▶ Task brief
Repeat every line below exactly, word for word.
---- Material provided
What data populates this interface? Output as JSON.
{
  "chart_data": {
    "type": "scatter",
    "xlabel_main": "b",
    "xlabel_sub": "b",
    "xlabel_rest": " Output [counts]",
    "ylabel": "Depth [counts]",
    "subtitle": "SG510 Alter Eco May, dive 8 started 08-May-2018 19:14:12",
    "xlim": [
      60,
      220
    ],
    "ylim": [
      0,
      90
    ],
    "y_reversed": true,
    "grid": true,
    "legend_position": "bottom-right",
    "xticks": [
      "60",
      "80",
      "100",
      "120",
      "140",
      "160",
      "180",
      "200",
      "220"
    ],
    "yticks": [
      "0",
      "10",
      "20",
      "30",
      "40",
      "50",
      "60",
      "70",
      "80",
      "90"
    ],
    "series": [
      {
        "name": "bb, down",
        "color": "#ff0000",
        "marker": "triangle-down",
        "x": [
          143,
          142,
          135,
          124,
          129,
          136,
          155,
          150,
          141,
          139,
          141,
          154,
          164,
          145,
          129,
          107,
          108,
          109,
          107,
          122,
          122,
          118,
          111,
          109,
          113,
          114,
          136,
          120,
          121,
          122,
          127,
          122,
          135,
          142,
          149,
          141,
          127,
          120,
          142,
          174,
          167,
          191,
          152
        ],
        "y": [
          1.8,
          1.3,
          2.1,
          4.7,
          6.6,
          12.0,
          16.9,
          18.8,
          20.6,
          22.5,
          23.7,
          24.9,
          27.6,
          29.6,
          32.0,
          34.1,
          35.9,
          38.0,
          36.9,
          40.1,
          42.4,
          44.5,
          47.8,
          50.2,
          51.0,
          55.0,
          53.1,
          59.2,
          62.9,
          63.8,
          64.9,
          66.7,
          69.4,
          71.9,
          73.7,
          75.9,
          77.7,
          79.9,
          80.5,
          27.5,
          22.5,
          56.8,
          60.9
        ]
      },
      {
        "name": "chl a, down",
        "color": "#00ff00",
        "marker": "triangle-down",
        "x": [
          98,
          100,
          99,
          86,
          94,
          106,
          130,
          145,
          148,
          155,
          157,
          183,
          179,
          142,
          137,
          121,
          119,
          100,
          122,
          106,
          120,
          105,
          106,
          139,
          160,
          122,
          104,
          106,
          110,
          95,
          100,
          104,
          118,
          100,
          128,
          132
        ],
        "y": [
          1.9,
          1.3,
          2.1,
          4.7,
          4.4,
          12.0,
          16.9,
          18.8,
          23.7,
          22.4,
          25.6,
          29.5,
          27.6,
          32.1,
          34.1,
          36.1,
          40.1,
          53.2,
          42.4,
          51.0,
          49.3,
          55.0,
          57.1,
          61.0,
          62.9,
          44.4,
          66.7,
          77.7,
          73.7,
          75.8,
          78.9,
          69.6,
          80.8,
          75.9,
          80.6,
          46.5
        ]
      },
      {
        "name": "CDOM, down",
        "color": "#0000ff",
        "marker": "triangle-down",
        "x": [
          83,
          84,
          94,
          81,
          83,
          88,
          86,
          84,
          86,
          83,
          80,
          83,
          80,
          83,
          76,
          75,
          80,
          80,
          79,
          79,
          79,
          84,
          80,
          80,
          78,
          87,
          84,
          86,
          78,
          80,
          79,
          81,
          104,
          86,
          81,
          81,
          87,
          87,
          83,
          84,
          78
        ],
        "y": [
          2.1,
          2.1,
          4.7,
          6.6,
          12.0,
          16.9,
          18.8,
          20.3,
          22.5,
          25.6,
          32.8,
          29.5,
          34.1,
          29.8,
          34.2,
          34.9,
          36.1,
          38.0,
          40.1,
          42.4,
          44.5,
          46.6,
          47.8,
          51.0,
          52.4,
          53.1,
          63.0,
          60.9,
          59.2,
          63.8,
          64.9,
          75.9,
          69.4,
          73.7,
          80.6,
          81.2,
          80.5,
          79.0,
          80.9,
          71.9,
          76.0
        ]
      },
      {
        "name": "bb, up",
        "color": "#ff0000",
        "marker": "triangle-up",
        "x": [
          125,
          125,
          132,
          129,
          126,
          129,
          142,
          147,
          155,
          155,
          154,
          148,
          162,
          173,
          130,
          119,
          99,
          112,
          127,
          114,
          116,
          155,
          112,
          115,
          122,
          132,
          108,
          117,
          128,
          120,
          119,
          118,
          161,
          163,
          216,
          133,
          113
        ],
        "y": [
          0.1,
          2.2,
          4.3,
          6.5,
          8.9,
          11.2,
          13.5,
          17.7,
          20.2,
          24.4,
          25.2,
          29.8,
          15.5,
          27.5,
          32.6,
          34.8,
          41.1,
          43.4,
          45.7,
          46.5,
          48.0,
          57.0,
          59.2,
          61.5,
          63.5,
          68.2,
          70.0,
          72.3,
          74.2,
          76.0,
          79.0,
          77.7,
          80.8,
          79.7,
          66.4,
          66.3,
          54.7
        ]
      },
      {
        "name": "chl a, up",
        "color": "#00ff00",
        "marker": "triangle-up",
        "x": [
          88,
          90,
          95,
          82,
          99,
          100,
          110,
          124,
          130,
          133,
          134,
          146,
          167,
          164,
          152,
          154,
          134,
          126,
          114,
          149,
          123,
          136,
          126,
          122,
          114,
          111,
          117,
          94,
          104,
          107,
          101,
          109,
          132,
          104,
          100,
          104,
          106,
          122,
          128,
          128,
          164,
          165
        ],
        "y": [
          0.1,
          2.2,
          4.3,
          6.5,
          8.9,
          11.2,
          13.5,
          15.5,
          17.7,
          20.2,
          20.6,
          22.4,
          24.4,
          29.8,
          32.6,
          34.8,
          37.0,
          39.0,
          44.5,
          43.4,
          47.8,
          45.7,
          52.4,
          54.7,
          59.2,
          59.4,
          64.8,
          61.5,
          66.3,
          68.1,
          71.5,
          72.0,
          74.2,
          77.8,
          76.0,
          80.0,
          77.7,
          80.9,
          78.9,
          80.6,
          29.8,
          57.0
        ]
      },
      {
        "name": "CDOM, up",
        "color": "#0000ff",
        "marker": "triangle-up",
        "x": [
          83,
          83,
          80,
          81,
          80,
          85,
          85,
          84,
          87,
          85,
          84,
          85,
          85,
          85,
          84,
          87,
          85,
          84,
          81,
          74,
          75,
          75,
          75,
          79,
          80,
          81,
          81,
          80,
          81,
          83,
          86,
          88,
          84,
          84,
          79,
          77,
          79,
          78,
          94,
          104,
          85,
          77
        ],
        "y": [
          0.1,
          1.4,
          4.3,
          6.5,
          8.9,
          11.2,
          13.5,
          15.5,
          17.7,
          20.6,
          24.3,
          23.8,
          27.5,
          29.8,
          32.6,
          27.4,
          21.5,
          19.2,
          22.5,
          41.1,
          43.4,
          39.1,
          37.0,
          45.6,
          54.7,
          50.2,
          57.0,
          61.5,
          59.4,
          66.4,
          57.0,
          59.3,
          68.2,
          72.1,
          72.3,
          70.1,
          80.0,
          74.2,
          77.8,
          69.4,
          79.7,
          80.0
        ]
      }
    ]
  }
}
--------
▶ Reply
What data populates this interface? Output as JSON.
{
  "chart_data": {
    "type": "scatter",
    "xlabel_main": "b",
    "xlabel_sub": "b",
    "xlabel_rest": " Output [counts]",
    "ylabel": "Depth [counts]",
    "subtitle": "SG510 Alter Eco May, dive 8 started 08-May-2018 19:14:12",
    "xlim": [
      60,
      220
    ],
    "ylim": [
      0,
      90
    ],
    "y_reversed": true,
    "grid": true,
    "legend_position": "bottom-right",
    "xticks": [
      "60",
      "80",
      "100",
      "120",
      "140",
      "160",
      "180",
      "200",
      "220"
    ],
    "yticks": [
      "0",
      "10",
      "20",
      "30",
      "40",
      "50",
      "60",
      "70",
      "80",
      "90"
    ],
    "series": [
      {
        "name": "bb, down",
        "color": "#ff0000",
        "marker": "triangle-down",
        "x": [
          143,
          142,
          135,
          124,
          129,
          136,
          155,
          150,
          141,
          139,
          141,
          154,
          164,
          145,
          129,
          107,
          108,
          109,
          107,
          122,
          122,
          118,
          111,
          109,
          113,
          114,
          136,
          120,
          121,
          122,
          127,
          122,
          135,
          142,
          149,
          141,
          127,
          120,
          142,
          174,
          167,
          191,
          152
        ],
        "y": [
          1.8,
          1.3,
          2.1,
          4.7,
          6.6,
          12.0,
          16.9,
          18.8,
          20.6,
          22.5,
          23.7,
          24.9,
          27.6,
          29.6,
          32.0,
          34.1,
          35.9,
          38.0,
          36.9,
          40.1,
          42.4,
          44.5,
          47.8,
          50.2,
          51.0,
          55.0,
          53.1,
          59.2,
          62.9,
          63.8,
          64.9,
          66.7,
          69.4,
          71.9,
          73.7,
          75.9,
          77.7,
          79.9,
          80.5,
          27.5,
          22.5,
          56.8,
          60.9
        ]
      },
      {
        "name": "chl a, down",
        "color": "#00ff00",
        "marker": "triangle-down",
        "x": [
          98,
          100,
          99,
          86,
          94,
          106,
          130,
          145,
          148,
          155,
          157,
          183,
          179,
          142,
          137,
          121,
          119,
          100,
          122,
          106,
          120,
          105,
          106,
          139,
          160,
          122,
          104,
          106,
          110,
          95,
          100,
          104,
          118,
          100,
          128,
          132
        ],
        "y": [
          1.9,
          1.3,
          2.1,
          4.7,
          4.4,
          12.0,
          16.9,
          18.8,
          23.7,
          22.4,
          25.6,
          29.5,
          27.6,
          32.1,
          34.1,
          36.1,
          40.1,
          53.2,
          42.4,
          51.0,
          49.3,
          55.0,
          57.1,
          61.0,
          62.9,
          44.4,
          66.7,
          77.7,
          73.7,
          75.8,
          78.9,
          69.6,
          80.8,
          75.9,
          80.6,
          46.5
        ]
      },
      {
        "name": "CDOM, down",
        "color": "#0000ff",
        "marker": "triangle-down",
        "x": [
          83,
          84,
          94,
          81,
          83,
          88,
          86,
          84,
          86,
          83,
          80,
          83,
          80,
          83,
          76,
          75,
          80,
          80,
          79,
          79,
          79,
          84,
          80,
          80,
          78,
          87,
          84,
          86,
          78,
          80,
          79,
          81,
          104,
          86,
          81,
          81,
          87,
          87,
          83,
          84,
          78
        ],
        "y": [
          2.1,
          2.1,
          4.7,
          6.6,
          12.0,
          16.9,
          18.8,
          20.3,
          22.5,
          25.6,
          32.8,
          29.5,
          34.1,
          29.8,
          34.2,
          34.9,
          36.1,
          38.0,
          40.1,
          42.4,
          44.5,
          46.6,
          47.8,
          51.0,
          52.4,
          53.1,
          63.0,
          60.9,
          59.2,
          63.8,
          64.9,
          75.9,
          69.4,
          73.7,
          80.6,
          81.2,
          80.5,
          79.0,
          80.9,
          71.9,
          76.0
        ]
      },
      {
        "name": "bb, up",
        "color": "#ff0000",
        "marker": "triangle-up",
        "x": [
          125,
          125,
          132,
          129,
          126,
          129,
          142,
          147,
          155,
          155,
          154,
          148,
          162,
          173,
          130,
          119,
          99,
          112,
          127,
          114,
          116,
          155,
          112,
          115,
          122,
          132,
          108,
          117,
          128,
          120,
          119,
          118,
          161,
          163,
          216,
          133,
          113
        ],
        "y": [
          0.1,
          2.2,
          4.3,
          6.5,
          8.9,
          11.2,
          13.5,
          17.7,
          20.2,
          24.4,
          25.2,
          29.8,
          15.5,
          27.5,
          32.6,
          34.8,
          41.1,
          43.4,
          45.7,
          46.5,
          48.0,
          57.0,
          59.2,
          61.5,
          63.5,
          68.2,
          70.0,
          72.3,
          74.2,
          76.0,
          79.0,
          77.7,
          80.8,
          79.7,
          66.4,
          66.3,
          54.7
        ]
      },
      {
        "name": "chl a, up",
        "color": "#00ff00",
        "marker": "triangle-up",
        "x": [
          88,
          90,
          95,
          82,
          99,
          100,
          110,
          124,
          130,
          133,
          134,
          146,
          167,
          164,
          152,
          154,
          134,
          126,
          114,
          149,
          123,
          136,
          126,
          122,
          114,
          111,
          117,
          94,
          104,
          107,
          101,
          109,
          132,
          104,
          100,
          104,
          106,
          122,
          128,
          128,
          164,
          165
        ],
        "y": [
          0.1,
          2.2,
          4.3,
          6.5,
          8.9,
          11.2,
          13.5,
          15.5,
          17.7,
          20.2,
          20.6,
          22.4,
          24.4,
          29.8,
          32.6,
          34.8,
          37.0,
          39.0,
          44.5,
          43.4,
          47.8,
          45.7,
          52.4,
          54.7,
          59.2,
          59.4,
          64.8,
          61.5,
          66.3,
          68.1,
          71.5,
          72.0,
          74.2,
          77.8,
          76.0,
          80.0,
          77.7,
          80.9,
          78.9,
          80.6,
          29.8,
          57.0
        ]
      },
      {
        "name": "CDOM, up",
        "color": "#0000ff",
        "marker": "triangle-up",
        "x": [
          83,
          83,
          80,
          81,
          80,
          85,
          85,
          84,
          87,
          85,
          84,
          85,
          85,
          85,
          84,
          87,
          85,
          84,
          81,
          74,
          75,
          75,
          75,
          79,
          80,
          81,
          81,
          80,
          81,
          83,
          86,
          88,
          84,
          84,
          79,
          77,
          79,
          78,
          94,
          104,
          85,
          77
        ],
        "y": [
          0.1,
          1.4,
          4.3,
          6.5,
          8.9,
          11.2,
          13.5,
          15.5,
          17.7,
          20.6,
          24.3,
          23.8,
          27.5,
          29.8,
          32.6,
          27.4,
          21.5,
          19.2,
          22.5,
          41.1,
          43.4,
          39.1,
          37.0,
          45.6,
          54.7,
          50.2,
          57.0,
          61.5,
          59.4,
          66.4,
          57.0,
          59.3,
          68.2,
          72.1,
          72.3,
          70.1,
          80.0,
          74.2,
          77.8,
          69.4,
          79.7,
          80.0
        ]
      }
    ]
  }
}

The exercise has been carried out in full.